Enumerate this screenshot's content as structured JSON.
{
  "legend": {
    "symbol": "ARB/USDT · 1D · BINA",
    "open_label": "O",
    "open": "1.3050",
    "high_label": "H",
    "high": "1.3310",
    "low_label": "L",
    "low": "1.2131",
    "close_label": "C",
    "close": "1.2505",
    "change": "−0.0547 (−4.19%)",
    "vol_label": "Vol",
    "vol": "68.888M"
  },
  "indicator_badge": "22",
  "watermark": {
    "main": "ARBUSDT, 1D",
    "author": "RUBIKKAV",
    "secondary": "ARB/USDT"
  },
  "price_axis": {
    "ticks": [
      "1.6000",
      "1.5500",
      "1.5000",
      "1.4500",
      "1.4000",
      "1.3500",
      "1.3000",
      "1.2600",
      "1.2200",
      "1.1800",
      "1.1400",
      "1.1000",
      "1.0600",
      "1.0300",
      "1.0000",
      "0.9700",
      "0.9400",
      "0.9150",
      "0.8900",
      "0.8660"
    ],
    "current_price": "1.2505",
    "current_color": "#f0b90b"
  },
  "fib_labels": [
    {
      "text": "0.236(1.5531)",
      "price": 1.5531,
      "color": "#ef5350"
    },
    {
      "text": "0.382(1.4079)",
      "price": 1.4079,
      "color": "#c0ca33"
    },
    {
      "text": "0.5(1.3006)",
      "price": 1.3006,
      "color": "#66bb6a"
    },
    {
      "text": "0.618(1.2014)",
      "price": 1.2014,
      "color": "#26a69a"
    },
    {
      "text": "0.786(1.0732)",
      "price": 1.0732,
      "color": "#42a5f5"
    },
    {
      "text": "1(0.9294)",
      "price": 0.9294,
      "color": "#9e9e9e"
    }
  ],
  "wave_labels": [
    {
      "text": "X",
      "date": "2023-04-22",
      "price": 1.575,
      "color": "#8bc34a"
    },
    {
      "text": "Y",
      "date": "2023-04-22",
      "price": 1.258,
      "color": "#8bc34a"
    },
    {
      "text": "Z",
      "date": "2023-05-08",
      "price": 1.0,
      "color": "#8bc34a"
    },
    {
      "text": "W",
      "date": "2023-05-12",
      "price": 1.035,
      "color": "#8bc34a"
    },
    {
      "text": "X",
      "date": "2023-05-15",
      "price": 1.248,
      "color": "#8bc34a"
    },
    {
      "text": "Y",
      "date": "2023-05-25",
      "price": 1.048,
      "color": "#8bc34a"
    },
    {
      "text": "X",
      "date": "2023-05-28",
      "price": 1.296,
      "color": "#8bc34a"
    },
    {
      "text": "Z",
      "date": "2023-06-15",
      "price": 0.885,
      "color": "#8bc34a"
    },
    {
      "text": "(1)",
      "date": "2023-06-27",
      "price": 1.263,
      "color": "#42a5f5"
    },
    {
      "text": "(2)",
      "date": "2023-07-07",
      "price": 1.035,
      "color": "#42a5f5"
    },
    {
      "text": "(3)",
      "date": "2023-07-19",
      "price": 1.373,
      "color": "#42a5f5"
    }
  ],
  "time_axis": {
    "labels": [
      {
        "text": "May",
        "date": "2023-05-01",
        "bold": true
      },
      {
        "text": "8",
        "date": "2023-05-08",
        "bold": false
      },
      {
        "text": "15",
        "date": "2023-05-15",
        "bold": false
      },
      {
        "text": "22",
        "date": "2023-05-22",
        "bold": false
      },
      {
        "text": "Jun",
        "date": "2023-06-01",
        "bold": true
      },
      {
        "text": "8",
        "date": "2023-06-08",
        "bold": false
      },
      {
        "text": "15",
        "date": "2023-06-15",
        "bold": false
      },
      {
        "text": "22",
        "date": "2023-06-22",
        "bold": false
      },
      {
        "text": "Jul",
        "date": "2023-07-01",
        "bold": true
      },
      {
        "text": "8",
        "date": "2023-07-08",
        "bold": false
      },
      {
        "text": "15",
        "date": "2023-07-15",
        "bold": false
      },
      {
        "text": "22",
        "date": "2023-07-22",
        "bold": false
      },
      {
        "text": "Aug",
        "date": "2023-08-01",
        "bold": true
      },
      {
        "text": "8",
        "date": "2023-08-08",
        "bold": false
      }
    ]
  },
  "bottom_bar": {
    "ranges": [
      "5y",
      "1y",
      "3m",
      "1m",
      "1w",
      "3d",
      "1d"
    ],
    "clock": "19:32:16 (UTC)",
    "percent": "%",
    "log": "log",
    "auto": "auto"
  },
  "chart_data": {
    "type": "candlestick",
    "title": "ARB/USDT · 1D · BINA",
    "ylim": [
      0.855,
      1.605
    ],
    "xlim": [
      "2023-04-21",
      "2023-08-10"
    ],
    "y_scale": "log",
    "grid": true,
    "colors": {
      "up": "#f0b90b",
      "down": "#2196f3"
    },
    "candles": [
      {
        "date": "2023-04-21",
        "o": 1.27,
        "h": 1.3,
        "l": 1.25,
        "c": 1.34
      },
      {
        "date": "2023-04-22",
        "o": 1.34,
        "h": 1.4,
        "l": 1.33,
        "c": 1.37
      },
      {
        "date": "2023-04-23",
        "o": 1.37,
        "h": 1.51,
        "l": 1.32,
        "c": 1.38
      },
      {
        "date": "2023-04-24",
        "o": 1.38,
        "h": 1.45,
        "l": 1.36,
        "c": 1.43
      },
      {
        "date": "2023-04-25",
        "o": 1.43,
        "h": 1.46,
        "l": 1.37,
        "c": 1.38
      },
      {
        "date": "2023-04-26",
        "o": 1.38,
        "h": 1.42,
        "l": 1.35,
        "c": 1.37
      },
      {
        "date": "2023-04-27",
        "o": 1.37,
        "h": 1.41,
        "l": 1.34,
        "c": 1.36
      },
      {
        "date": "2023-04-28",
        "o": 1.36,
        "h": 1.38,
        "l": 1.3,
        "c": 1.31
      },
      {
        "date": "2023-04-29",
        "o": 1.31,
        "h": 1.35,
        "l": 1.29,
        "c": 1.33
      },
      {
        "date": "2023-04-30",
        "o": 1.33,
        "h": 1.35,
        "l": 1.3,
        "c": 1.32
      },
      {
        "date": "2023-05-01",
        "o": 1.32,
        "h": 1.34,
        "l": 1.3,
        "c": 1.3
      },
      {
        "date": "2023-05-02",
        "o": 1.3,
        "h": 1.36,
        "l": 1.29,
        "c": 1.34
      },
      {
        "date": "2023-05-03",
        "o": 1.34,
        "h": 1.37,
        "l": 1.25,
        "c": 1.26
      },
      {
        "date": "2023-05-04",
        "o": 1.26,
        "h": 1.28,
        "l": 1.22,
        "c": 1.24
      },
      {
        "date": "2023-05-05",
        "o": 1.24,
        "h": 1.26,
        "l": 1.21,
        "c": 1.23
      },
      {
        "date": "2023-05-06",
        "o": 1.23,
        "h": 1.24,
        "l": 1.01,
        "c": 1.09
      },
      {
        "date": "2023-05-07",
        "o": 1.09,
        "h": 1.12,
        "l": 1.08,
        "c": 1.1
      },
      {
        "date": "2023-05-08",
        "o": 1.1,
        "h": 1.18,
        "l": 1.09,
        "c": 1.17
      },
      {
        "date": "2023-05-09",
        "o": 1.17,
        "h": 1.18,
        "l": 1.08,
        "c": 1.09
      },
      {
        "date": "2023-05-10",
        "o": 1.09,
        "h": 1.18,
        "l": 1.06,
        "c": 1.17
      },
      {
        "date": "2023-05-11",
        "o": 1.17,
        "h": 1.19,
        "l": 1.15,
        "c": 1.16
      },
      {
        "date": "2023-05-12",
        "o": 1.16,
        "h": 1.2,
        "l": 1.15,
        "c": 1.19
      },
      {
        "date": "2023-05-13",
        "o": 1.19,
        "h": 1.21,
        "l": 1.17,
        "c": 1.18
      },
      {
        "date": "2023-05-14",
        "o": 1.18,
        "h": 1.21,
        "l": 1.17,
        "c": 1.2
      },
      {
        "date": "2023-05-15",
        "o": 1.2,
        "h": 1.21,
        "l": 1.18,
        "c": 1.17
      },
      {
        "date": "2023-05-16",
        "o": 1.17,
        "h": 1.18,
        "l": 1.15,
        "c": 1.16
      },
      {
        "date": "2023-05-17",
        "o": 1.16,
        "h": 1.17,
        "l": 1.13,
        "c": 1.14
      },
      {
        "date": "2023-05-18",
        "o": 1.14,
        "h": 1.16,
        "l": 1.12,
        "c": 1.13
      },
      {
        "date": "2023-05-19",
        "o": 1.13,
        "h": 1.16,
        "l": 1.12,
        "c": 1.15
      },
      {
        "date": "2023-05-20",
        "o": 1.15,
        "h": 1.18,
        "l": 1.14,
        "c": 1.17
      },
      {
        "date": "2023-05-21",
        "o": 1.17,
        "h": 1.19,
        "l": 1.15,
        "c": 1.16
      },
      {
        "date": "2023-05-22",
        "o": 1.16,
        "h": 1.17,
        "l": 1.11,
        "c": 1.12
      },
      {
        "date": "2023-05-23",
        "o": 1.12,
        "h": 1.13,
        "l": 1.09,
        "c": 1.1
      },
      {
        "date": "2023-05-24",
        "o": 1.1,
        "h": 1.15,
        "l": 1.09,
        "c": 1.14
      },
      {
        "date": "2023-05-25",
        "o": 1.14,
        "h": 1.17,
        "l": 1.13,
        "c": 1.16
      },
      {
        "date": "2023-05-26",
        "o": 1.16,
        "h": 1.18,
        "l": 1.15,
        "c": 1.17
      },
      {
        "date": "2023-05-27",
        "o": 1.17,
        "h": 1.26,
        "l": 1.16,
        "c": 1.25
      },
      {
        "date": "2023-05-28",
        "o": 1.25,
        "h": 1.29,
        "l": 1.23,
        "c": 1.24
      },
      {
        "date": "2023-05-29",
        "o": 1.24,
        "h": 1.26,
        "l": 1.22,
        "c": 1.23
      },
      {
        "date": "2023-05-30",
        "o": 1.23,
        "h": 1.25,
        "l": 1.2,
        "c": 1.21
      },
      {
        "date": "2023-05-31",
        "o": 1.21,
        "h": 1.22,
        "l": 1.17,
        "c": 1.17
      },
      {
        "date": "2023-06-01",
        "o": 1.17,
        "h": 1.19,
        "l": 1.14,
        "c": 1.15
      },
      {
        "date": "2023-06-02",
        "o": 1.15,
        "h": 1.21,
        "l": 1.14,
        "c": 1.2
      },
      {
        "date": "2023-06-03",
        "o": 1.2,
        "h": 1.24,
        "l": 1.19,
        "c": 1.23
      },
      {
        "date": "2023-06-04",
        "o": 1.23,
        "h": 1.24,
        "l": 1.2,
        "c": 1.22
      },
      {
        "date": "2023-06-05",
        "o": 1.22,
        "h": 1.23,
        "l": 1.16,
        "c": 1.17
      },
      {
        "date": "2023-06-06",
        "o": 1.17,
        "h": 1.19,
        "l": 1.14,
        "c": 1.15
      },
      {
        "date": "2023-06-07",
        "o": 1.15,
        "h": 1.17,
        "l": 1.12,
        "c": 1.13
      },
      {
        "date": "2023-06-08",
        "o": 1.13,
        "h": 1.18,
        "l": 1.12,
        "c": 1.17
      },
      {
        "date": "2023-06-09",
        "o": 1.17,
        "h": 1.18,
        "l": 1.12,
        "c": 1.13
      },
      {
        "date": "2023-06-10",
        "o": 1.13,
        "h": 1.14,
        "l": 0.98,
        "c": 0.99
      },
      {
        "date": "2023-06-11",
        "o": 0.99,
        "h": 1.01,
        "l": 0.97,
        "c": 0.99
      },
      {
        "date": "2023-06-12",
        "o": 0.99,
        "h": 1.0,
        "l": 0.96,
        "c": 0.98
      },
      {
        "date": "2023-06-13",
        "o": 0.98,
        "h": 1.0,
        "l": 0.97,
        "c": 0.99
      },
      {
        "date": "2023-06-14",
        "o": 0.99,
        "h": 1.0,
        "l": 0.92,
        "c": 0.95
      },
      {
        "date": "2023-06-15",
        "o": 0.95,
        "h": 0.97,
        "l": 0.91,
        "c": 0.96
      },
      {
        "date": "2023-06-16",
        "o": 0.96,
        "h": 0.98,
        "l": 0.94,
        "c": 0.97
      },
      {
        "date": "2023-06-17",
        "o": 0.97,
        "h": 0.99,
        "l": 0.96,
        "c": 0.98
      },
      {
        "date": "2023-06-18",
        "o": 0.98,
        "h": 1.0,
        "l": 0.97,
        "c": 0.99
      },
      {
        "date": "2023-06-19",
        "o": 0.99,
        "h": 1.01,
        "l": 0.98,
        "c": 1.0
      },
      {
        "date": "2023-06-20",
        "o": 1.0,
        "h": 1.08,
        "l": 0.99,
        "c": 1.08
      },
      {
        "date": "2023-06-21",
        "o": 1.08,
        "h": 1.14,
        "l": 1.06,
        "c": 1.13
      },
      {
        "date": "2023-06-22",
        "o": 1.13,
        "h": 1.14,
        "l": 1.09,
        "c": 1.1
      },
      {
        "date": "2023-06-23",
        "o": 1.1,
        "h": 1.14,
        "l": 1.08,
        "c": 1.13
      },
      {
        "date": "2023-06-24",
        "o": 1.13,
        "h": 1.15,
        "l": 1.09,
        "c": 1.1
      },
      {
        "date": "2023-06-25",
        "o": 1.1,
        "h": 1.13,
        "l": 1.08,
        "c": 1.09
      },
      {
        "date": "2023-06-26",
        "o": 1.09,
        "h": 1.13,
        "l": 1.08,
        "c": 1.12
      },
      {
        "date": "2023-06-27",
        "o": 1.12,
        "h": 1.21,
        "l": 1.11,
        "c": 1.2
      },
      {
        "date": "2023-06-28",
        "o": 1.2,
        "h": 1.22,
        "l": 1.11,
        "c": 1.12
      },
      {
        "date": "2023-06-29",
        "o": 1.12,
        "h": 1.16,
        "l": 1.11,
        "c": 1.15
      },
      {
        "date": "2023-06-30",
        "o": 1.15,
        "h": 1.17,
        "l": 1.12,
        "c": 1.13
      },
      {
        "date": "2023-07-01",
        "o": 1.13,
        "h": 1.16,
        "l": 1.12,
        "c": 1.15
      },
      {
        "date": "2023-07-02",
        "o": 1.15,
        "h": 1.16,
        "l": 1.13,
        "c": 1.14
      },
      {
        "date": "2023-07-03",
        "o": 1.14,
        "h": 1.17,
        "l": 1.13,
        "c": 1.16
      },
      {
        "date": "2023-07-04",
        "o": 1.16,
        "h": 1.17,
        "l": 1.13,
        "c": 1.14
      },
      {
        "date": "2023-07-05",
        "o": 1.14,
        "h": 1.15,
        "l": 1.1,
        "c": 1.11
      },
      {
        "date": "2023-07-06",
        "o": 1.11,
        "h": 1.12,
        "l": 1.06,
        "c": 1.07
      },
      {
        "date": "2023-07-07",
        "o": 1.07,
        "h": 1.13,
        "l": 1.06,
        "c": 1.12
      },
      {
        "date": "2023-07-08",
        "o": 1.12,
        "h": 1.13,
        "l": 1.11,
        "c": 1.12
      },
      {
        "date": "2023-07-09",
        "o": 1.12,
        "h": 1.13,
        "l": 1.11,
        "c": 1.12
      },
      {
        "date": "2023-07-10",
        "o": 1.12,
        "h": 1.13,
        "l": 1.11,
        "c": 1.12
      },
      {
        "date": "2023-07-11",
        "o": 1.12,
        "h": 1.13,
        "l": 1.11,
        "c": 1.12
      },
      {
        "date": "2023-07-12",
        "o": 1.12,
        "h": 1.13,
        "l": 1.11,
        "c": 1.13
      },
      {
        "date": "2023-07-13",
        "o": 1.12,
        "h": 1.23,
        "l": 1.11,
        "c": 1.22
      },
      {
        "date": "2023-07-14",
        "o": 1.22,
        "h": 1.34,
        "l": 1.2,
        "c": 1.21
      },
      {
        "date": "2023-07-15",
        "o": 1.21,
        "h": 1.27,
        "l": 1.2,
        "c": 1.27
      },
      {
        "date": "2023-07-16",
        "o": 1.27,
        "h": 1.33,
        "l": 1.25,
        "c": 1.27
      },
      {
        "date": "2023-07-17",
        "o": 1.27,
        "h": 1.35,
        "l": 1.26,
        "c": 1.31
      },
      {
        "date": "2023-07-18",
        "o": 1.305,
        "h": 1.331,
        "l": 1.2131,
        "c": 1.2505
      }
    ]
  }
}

-.-.-

What the exercise asks: How many lines in the listing contain "BINA"? Answer with the number alone.

Result of this task: 2